Dataset items:
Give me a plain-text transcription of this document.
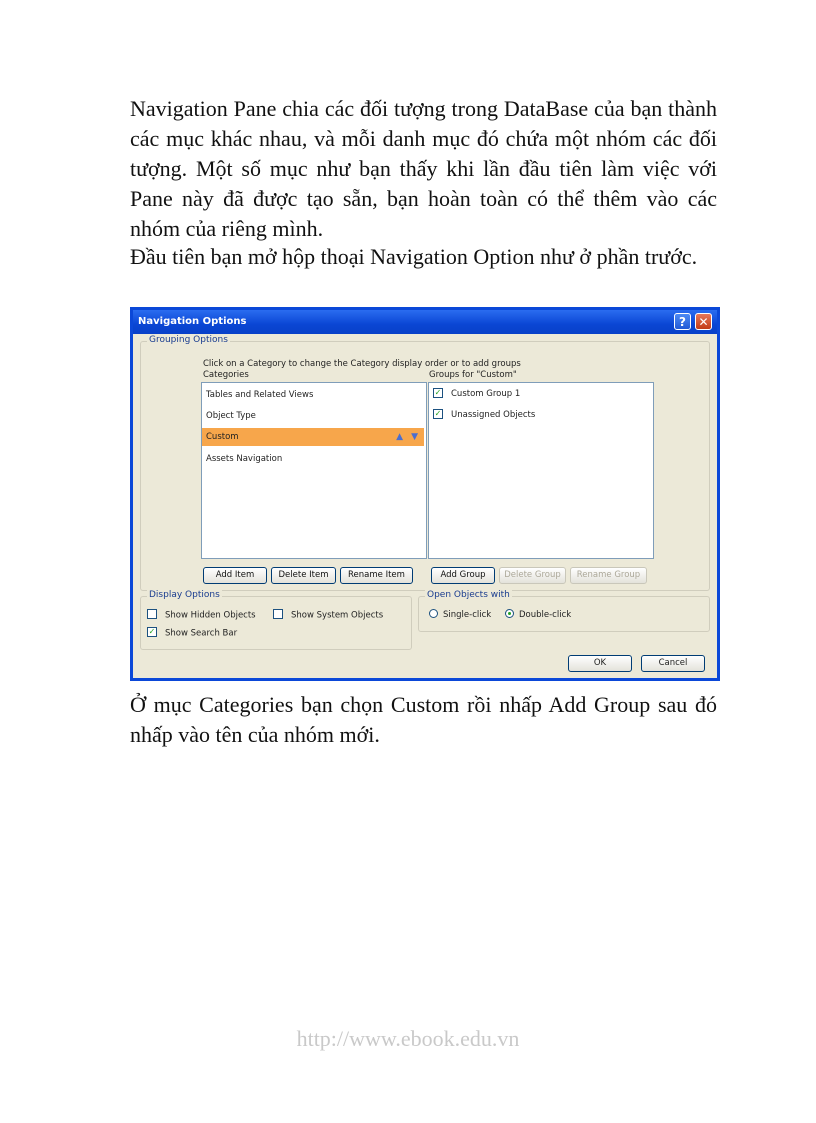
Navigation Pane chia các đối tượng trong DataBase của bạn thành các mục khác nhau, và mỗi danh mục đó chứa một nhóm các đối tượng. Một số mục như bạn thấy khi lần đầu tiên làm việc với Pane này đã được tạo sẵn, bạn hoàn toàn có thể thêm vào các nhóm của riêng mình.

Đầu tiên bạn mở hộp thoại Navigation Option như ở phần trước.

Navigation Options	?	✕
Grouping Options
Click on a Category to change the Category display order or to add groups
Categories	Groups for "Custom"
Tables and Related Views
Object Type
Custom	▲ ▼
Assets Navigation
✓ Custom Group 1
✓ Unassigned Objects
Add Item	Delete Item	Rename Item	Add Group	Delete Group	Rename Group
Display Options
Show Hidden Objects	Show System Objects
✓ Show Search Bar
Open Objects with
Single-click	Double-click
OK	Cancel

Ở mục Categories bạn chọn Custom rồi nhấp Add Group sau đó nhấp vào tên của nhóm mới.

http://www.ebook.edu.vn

GIVEN REQUEST: The data above should be repeated exactly, minus any pictures.

RESULT OF THE TASK:
Give me a plain-text transcription of this document.
Navigation Pane chia các đối tượng trong DataBase của bạn thành các mục khác nhau, và mỗi danh mục đó chứa một nhóm các đối tượng. Một số mục như bạn thấy khi lần đầu tiên làm việc với Pane này đã được tạo sẵn, bạn hoàn toàn có thể thêm vào các nhóm của riêng mình.

Đầu tiên bạn mở hộp thoại Navigation Option như ở phần trước.

Navigation Options	?	✕
Grouping Options
Click on a Category to change the Category display order or to add groups
Categories	Groups for "Custom"
Tables and Related Views
Object Type
Custom	▲ ▼
Assets Navigation
✓ Custom Group 1
✓ Unassigned Objects
Add Item	Delete Item	Rename Item	Add Group	Delete Group	Rename Group
Display Options
Show Hidden Objects	Show System Objects
✓ Show Search Bar
Open Objects with
Single-click	Double-click
OK	Cancel

Ở mục Categories bạn chọn Custom rồi nhấp Add Group sau đó nhấp vào tên của nhóm mới.

http://www.ebook.edu.vn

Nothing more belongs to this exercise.